** Start of PROVIDED RECORDS **
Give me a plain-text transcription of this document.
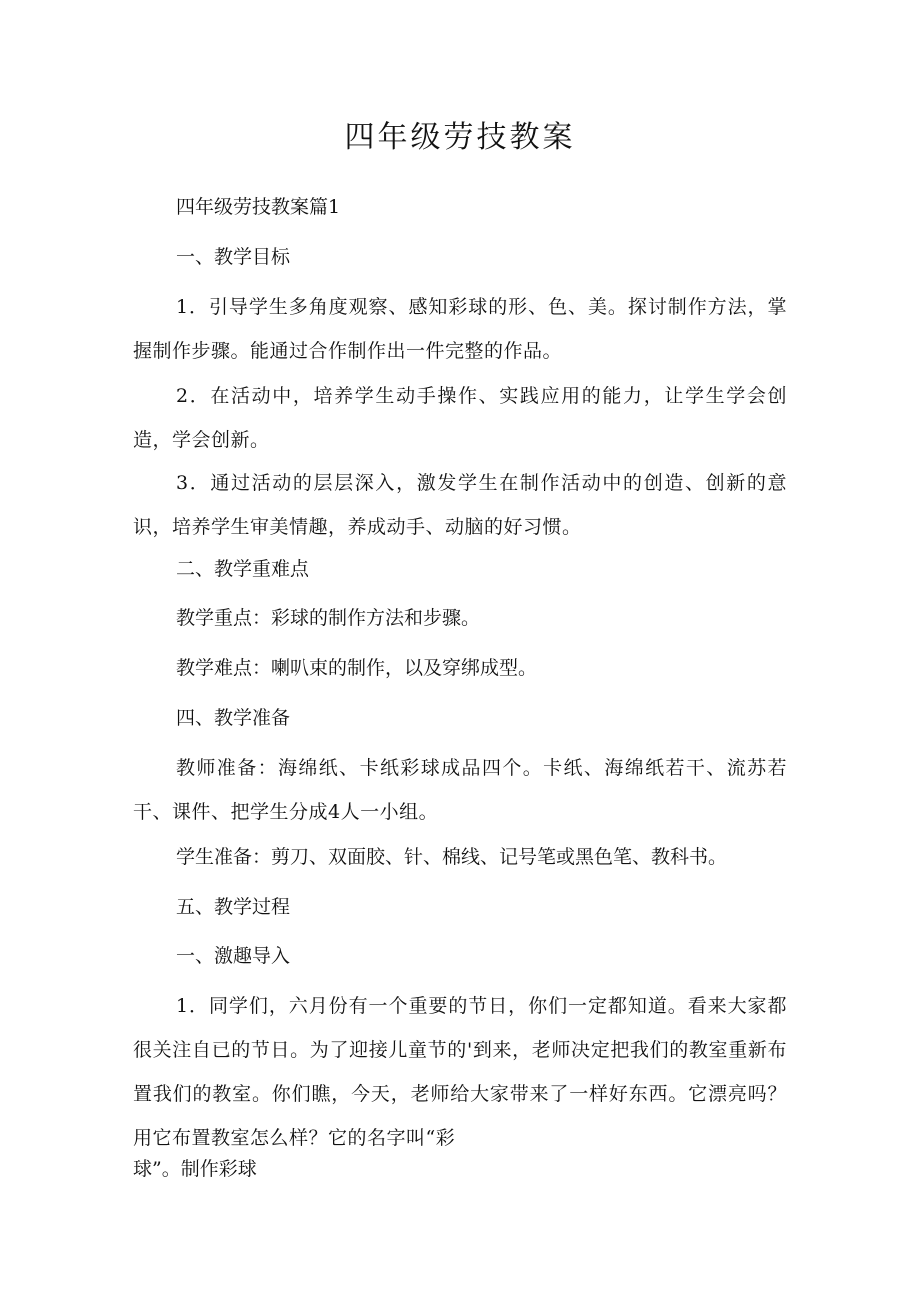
四年级劳技教案

四年级劳技教案篇1

一、教学目标

1．引导学生多角度观察、感知彩球的形、色、美。探讨制作方法，掌握制作步骤。能通过合作制作出一件完整的作品。

2．在活动中，培养学生动手操作、实践应用的能力，让学生学会创造，学会创新。

3．通过活动的层层深入，激发学生在制作活动中的创造、创新的意识，培养学生审美情趣，养成动手、动脑的好习惯。

二、教学重难点

教学重点：彩球的制作方法和步骤。

教学难点：喇叭束的制作，以及穿绑成型。

四、教学准备

教师准备：海绵纸、卡纸彩球成品四个。卡纸、海绵纸若干、流苏若干、课件、把学生分成4人一小组。

学生准备：剪刀、双面胶、针、棉线、记号笔或黑色笔、教科书。

五、教学过程

一、激趣导入

1．同学们，六月份有一个重要的节日，你们一定都知道。看来大家都很关注自已的节日。为了迎接儿童节的'到来，老师决定把我们的教室重新布置我们的教室。你们瞧，今天，老师给大家带来了一样好东西。它漂亮吗？用它布置教室怎么样？它的名字叫“彩

球”。制作彩球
** End of PROVIDED RECORDS **
- _TASK REQUIREMENTS_
Using the records above, output their complete text exactly, minus any images.

- _TASK ANSWER_
Give me a plain-text transcription of this document.
四年级劳技教案

四年级劳技教案篇1

一、教学目标

1．引导学生多角度观察、感知彩球的形、色、美。探讨制作方法，掌握制作步骤。能通过合作制作出一件完整的作品。

2．在活动中，培养学生动手操作、实践应用的能力，让学生学会创造，学会创新。

3．通过活动的层层深入，激发学生在制作活动中的创造、创新的意识，培养学生审美情趣，养成动手、动脑的好习惯。

二、教学重难点

教学重点：彩球的制作方法和步骤。

教学难点：喇叭束的制作，以及穿绑成型。

四、教学准备

教师准备：海绵纸、卡纸彩球成品四个。卡纸、海绵纸若干、流苏若干、课件、把学生分成4人一小组。

学生准备：剪刀、双面胶、针、棉线、记号笔或黑色笔、教科书。

五、教学过程

一、激趣导入

1．同学们，六月份有一个重要的节日，你们一定都知道。看来大家都很关注自已的节日。为了迎接儿童节的'到来，老师决定把我们的教室重新布置我们的教室。你们瞧，今天，老师给大家带来了一样好东西。它漂亮吗？用它布置教室怎么样？它的名字叫“彩

球”。制作彩球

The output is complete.